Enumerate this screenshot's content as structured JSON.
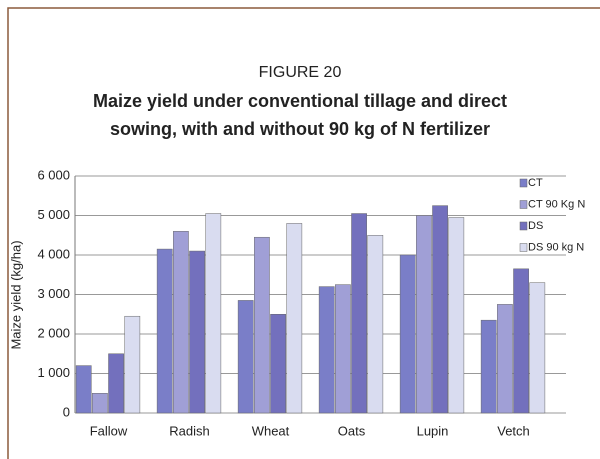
{
  "chart_data": {
    "type": "bar",
    "title": "FIGURE 20",
    "subtitle": [
      "Maize yield under conventional tillage and direct",
      "sowing, with and without 90 kg of N fertilizer"
    ],
    "y_label": "Maize yield (kg/ha)",
    "categories": [
      "Fallow",
      "Radish",
      "Wheat",
      "Oats",
      "Lupin",
      "Vetch"
    ],
    "series": [
      {
        "name": "CT",
        "color": "#7a7ec8",
        "values": [
          1200,
          4150,
          2850,
          3200,
          4000,
          2350
        ]
      },
      {
        "name": "CT 90 Kg N",
        "color": "#a09fd6",
        "values": [
          500,
          4600,
          4450,
          3250,
          5000,
          2750
        ]
      },
      {
        "name": "DS",
        "color": "#7370bd",
        "values": [
          1500,
          4100,
          2500,
          5050,
          5250,
          3650
        ]
      },
      {
        "name": "DS 90 kg N",
        "color": "#d9dcf0",
        "values": [
          2450,
          5050,
          4800,
          4500,
          4950,
          3300
        ]
      }
    ],
    "ylim": [
      0,
      6000
    ],
    "yticks": [
      0,
      {
        "value": 1000,
        "label": "1 000"
      },
      {
        "value": 2000,
        "label": "2 000"
      },
      {
        "value": 3000,
        "label": "3 000"
      },
      {
        "value": 4000,
        "label": "4 000"
      },
      {
        "value": 5000,
        "label": "5 000"
      },
      {
        "value": 6000,
        "label": "6 000"
      }
    ],
    "grid": true,
    "legend": "top-right"
  }
}
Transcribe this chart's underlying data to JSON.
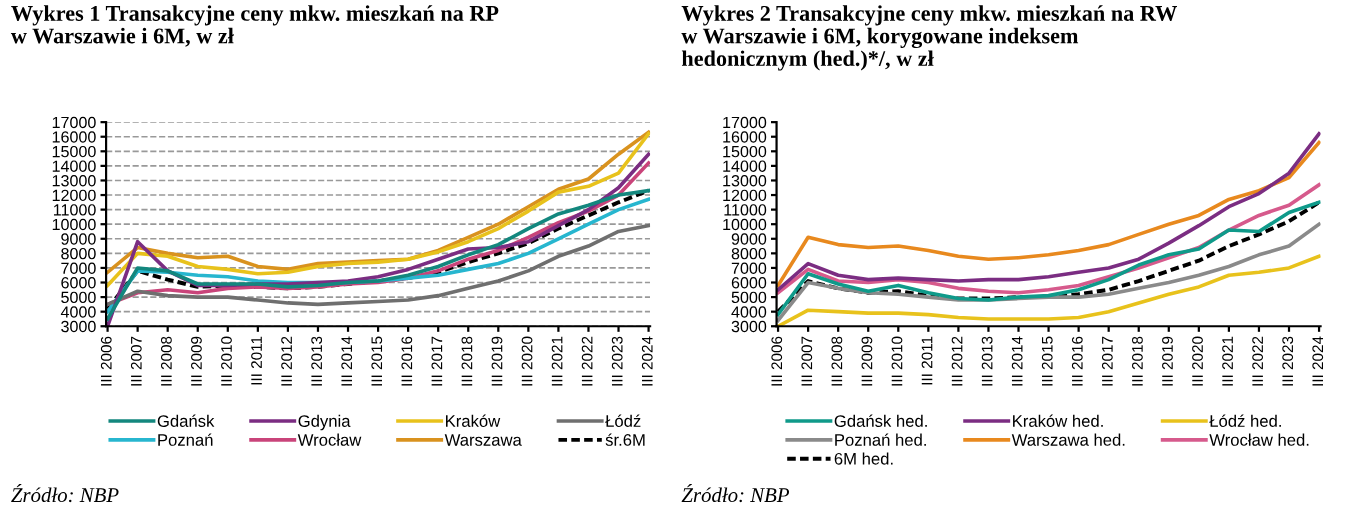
{
  "chart_data": [
    {
      "type": "line",
      "title": "Wykres 1 Transakcyjne ceny mkw. mieszkań na RP\nw Warszawie i 6M, w zł",
      "annotations": [
        "Źródło: NBP"
      ],
      "categories": [
        "III 2006",
        "III 2007",
        "III 2008",
        "III 2009",
        "III 2010",
        "III 2011",
        "III 2012",
        "III 2013",
        "III 2014",
        "III 2015",
        "III 2016",
        "III 2017",
        "III 2018",
        "III 2019",
        "III 2020",
        "III 2021",
        "III 2022",
        "III 2023",
        "III 2024"
      ],
      "ylim": [
        3000,
        17000
      ],
      "yticks": [
        3000,
        4000,
        5000,
        6000,
        7000,
        8000,
        9000,
        10000,
        11000,
        12000,
        13000,
        14000,
        15000,
        16000,
        17000
      ],
      "grid": "y",
      "legend": "bottom",
      "marker": "none",
      "series": [
        {
          "name": "Gdańsk",
          "color": "#13877e",
          "values": [
            3500,
            7000,
            6800,
            5900,
            5900,
            5900,
            5700,
            5800,
            6000,
            6100,
            6500,
            7100,
            7900,
            8600,
            9700,
            10700,
            11300,
            12000,
            12300
          ]
        },
        {
          "name": "Gdynia",
          "color": "#7b2d82",
          "values": [
            3000,
            8800,
            6800,
            5800,
            5800,
            5900,
            5900,
            6000,
            6100,
            6400,
            6900,
            7600,
            8300,
            8400,
            8800,
            9900,
            11000,
            12500,
            14800
          ]
        },
        {
          "name": "Kraków",
          "color": "#e8c21c",
          "values": [
            5800,
            8000,
            7800,
            7100,
            6900,
            6600,
            6700,
            7100,
            7300,
            7400,
            7600,
            8100,
            8800,
            9700,
            10900,
            12200,
            12600,
            13500,
            16200
          ]
        },
        {
          "name": "Łódź",
          "color": "#6f6f6f",
          "values": [
            4500,
            5400,
            5100,
            5000,
            5000,
            4800,
            4600,
            4500,
            4600,
            4700,
            4800,
            5100,
            5600,
            6100,
            6800,
            7800,
            8500,
            9500,
            9900
          ]
        },
        {
          "name": "Poznań",
          "color": "#27b6cf",
          "values": [
            4000,
            6800,
            6700,
            6500,
            6400,
            6100,
            6000,
            6000,
            6000,
            6100,
            6300,
            6500,
            6900,
            7300,
            8000,
            9000,
            10000,
            11000,
            11700
          ]
        },
        {
          "name": "Wrocław",
          "color": "#c9447a",
          "values": [
            4500,
            5300,
            5500,
            5300,
            5600,
            5700,
            5600,
            5700,
            5900,
            6000,
            6300,
            6800,
            7600,
            8200,
            9100,
            10100,
            10900,
            12000,
            14200
          ]
        },
        {
          "name": "Warszawa",
          "color": "#d9921e",
          "values": [
            6700,
            8400,
            8000,
            7700,
            7800,
            7100,
            6900,
            7300,
            7400,
            7500,
            7600,
            8200,
            9100,
            10000,
            11200,
            12400,
            13100,
            14800,
            16300
          ]
        },
        {
          "name": "śr.6M",
          "color": "#000000",
          "line_style": "dashed",
          "values": [
            4200,
            6800,
            6200,
            5700,
            5800,
            5700,
            5600,
            5700,
            5900,
            6100,
            6300,
            6700,
            7400,
            8000,
            8700,
            9700,
            10600,
            11500,
            12300
          ]
        }
      ]
    },
    {
      "type": "line",
      "title": "Wykres 2 Transakcyjne ceny mkw. mieszkań na RW\nw Warszawie i 6M, korygowane indeksem\nhedonicznym (hed.)*/, w zł",
      "annotations": [
        "Źródło: NBP"
      ],
      "categories": [
        "III 2006",
        "III 2007",
        "III 2008",
        "III 2009",
        "III 2010",
        "III 2011",
        "III 2012",
        "III 2013",
        "III 2014",
        "III 2015",
        "III 2016",
        "III 2017",
        "III 2018",
        "III 2019",
        "III 2020",
        "III 2021",
        "III 2022",
        "III 2023",
        "III 2024"
      ],
      "ylim": [
        3000,
        17000
      ],
      "yticks": [
        3000,
        4000,
        5000,
        6000,
        7000,
        8000,
        9000,
        10000,
        11000,
        12000,
        13000,
        14000,
        15000,
        16000,
        17000
      ],
      "legend": "bottom",
      "marker": "none",
      "series": [
        {
          "name": "Gdańsk hed.",
          "color": "#0f9a8a",
          "values": [
            3800,
            6600,
            5900,
            5400,
            5800,
            5300,
            4900,
            4800,
            5000,
            5100,
            5500,
            6200,
            7200,
            7900,
            8300,
            9600,
            9500,
            10800,
            11500
          ]
        },
        {
          "name": "Kraków hed.",
          "color": "#7b2d82",
          "values": [
            5500,
            7300,
            6500,
            6200,
            6300,
            6200,
            6100,
            6200,
            6200,
            6400,
            6700,
            7000,
            7600,
            8700,
            9900,
            11200,
            12100,
            13500,
            16200
          ]
        },
        {
          "name": "Łódź hed.",
          "color": "#e8c21c",
          "values": [
            3000,
            4100,
            4000,
            3900,
            3900,
            3800,
            3600,
            3500,
            3500,
            3500,
            3600,
            4000,
            4600,
            5200,
            5700,
            6500,
            6700,
            7000,
            7800
          ]
        },
        {
          "name": "Poznań hed.",
          "color": "#8a8a8a",
          "values": [
            3400,
            6000,
            5600,
            5300,
            5200,
            5000,
            4800,
            4800,
            4900,
            5000,
            5000,
            5200,
            5600,
            6000,
            6500,
            7100,
            7900,
            8500,
            10000
          ]
        },
        {
          "name": "Warszawa hed.",
          "color": "#e8891e",
          "values": [
            5800,
            9100,
            8600,
            8400,
            8500,
            8200,
            7800,
            7600,
            7700,
            7900,
            8200,
            8600,
            9300,
            10000,
            10600,
            11700,
            12300,
            13200,
            15600
          ]
        },
        {
          "name": "Wrocław hed.",
          "color": "#d65a8c",
          "values": [
            5300,
            6900,
            6100,
            6000,
            6200,
            6000,
            5600,
            5400,
            5300,
            5500,
            5800,
            6400,
            7000,
            7700,
            8400,
            9600,
            10600,
            11300,
            12700
          ]
        },
        {
          "name": "6M hed.",
          "color": "#000000",
          "line_style": "dashed",
          "values": [
            4000,
            6100,
            5600,
            5300,
            5400,
            5100,
            4900,
            4900,
            5000,
            5000,
            5200,
            5500,
            6100,
            6800,
            7500,
            8500,
            9300,
            10200,
            11500
          ]
        }
      ]
    }
  ]
}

+++

§ Objective: Only the number should be given: how many lines of the data contain the word "mieszkań"?

§ Completed exercise: 2